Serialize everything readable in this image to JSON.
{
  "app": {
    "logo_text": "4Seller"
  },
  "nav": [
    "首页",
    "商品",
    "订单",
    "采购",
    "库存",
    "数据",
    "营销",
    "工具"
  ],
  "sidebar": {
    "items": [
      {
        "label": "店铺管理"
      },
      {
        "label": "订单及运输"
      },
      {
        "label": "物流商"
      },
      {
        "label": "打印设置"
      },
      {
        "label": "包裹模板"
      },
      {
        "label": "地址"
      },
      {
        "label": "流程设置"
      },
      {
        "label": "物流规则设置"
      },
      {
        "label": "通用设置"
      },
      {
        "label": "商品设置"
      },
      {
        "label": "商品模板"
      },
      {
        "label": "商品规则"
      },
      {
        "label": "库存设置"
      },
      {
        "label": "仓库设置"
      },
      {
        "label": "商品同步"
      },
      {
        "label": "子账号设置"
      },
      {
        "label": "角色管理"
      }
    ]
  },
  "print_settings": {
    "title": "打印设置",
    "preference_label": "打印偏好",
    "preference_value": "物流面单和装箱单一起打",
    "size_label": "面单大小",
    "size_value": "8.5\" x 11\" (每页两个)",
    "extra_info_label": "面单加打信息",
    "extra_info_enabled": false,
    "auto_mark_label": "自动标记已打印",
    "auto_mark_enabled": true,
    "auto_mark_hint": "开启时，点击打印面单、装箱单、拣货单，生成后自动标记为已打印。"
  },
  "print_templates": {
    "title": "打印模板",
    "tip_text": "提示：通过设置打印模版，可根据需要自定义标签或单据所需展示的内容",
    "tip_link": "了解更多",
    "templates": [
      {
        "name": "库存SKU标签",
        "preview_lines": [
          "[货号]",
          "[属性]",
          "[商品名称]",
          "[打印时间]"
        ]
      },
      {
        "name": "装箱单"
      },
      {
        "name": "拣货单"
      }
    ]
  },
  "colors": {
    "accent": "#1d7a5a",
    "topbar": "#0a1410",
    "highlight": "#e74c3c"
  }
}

********

◆ Given exercise
Write out all the lines again, exactly as they are.

◆ In response
Serialize everything readable in this image to JSON.
{
  "app": {
    "logo_text": "4Seller"
  },
  "nav": [
    "首页",
    "商品",
    "订单",
    "采购",
    "库存",
    "数据",
    "营销",
    "工具"
  ],
  "sidebar": {
    "items": [
      {
        "label": "店铺管理"
      },
      {
        "label": "订单及运输"
      },
      {
        "label": "物流商"
      },
      {
        "label": "打印设置"
      },
      {
        "label": "包裹模板"
      },
      {
        "label": "地址"
      },
      {
        "label": "流程设置"
      },
      {
        "label": "物流规则设置"
      },
      {
        "label": "通用设置"
      },
      {
        "label": "商品设置"
      },
      {
        "label": "商品模板"
      },
      {
        "label": "商品规则"
      },
      {
        "label": "库存设置"
      },
      {
        "label": "仓库设置"
      },
      {
        "label": "商品同步"
      },
      {
        "label": "子账号设置"
      },
      {
        "label": "角色管理"
      }
    ]
  },
  "print_settings": {
    "title": "打印设置",
    "preference_label": "打印偏好",
    "preference_value": "物流面单和装箱单一起打",
    "size_label": "面单大小",
    "size_value": "8.5\" x 11\" (每页两个)",
    "extra_info_label": "面单加打信息",
    "extra_info_enabled": false,
    "auto_mark_label": "自动标记已打印",
    "auto_mark_enabled": true,
    "auto_mark_hint": "开启时，点击打印面单、装箱单、拣货单，生成后自动标记为已打印。"
  },
  "print_templates": {
    "title": "打印模板",
    "tip_text": "提示：通过设置打印模版，可根据需要自定义标签或单据所需展示的内容",
    "tip_link": "了解更多",
    "templates": [
      {
        "name": "库存SKU标签",
        "preview_lines": [
          "[货号]",
          "[属性]",
          "[商品名称]",
          "[打印时间]"
        ]
      },
      {
        "name": "装箱单"
      },
      {
        "name": "拣货单"
      }
    ]
  },
  "colors": {
    "accent": "#1d7a5a",
    "topbar": "#0a1410",
    "highlight": "#e74c3c"
  }
}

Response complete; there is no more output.